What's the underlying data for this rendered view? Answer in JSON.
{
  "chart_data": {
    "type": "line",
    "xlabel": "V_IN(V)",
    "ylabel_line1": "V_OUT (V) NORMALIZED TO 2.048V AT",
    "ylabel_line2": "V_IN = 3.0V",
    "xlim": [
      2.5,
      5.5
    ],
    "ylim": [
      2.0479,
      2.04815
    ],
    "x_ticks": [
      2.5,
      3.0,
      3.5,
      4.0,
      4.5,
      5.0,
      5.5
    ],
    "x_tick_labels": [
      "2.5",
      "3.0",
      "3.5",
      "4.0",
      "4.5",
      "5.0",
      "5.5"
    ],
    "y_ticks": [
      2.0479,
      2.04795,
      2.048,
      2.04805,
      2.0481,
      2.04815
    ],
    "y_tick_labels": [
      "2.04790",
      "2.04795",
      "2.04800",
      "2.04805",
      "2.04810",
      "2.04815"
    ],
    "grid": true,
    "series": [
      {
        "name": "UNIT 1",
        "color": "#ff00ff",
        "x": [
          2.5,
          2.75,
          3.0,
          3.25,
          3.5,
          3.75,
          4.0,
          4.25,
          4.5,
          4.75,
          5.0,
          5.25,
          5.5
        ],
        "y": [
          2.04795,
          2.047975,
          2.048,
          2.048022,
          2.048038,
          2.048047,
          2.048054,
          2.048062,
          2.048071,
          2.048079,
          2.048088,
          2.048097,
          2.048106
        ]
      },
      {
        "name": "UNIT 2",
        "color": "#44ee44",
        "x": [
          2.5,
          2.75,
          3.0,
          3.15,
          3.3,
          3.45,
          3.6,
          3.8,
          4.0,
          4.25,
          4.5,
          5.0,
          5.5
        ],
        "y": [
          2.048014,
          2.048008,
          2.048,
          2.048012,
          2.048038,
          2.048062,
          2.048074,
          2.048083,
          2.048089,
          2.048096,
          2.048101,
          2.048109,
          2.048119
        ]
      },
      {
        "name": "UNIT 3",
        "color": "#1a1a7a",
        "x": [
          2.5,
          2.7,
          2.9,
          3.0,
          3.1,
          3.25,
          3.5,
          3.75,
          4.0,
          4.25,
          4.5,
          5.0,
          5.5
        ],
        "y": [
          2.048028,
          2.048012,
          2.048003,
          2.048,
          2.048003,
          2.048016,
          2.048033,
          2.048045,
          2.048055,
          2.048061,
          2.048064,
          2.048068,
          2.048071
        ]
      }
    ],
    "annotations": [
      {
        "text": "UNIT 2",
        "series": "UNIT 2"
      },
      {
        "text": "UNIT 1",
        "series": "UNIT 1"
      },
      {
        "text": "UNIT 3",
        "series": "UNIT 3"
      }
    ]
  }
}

• • • • • • •

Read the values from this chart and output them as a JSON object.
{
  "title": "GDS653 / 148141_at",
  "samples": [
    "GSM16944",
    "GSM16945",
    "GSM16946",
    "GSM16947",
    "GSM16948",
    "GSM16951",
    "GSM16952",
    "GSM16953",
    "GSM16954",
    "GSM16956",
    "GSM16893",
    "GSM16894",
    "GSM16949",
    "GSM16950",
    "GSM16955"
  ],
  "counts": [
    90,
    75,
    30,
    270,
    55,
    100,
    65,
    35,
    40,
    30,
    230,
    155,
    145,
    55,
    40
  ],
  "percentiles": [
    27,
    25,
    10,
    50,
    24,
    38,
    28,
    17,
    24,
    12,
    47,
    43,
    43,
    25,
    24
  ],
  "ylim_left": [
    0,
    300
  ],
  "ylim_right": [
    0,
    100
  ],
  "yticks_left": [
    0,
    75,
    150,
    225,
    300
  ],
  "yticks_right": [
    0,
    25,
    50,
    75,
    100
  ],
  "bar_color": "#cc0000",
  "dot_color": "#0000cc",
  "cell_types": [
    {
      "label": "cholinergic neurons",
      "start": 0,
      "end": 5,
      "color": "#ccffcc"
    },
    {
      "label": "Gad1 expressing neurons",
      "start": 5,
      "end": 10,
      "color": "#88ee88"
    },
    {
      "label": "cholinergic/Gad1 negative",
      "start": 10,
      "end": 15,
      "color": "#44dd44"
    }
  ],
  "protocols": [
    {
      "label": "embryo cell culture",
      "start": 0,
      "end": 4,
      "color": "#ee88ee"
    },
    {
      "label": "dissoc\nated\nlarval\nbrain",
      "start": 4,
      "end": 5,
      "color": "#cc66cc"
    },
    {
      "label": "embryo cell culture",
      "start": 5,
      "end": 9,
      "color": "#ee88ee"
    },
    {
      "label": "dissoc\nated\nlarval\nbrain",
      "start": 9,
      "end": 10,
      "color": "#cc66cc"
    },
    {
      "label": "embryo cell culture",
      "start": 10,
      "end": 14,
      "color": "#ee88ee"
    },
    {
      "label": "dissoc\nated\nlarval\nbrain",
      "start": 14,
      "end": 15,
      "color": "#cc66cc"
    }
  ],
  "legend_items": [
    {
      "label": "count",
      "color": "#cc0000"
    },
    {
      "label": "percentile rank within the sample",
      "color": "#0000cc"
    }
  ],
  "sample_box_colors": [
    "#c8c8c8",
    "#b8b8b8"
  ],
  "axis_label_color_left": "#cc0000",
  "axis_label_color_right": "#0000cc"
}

• • • • • • •

- Task to carry out: Look through the material above and pick out each line holding the word "cholinergic".

- Exercise output:
      "label": "cholinergic neurons",
      "label": "cholinergic/Gad1 negative",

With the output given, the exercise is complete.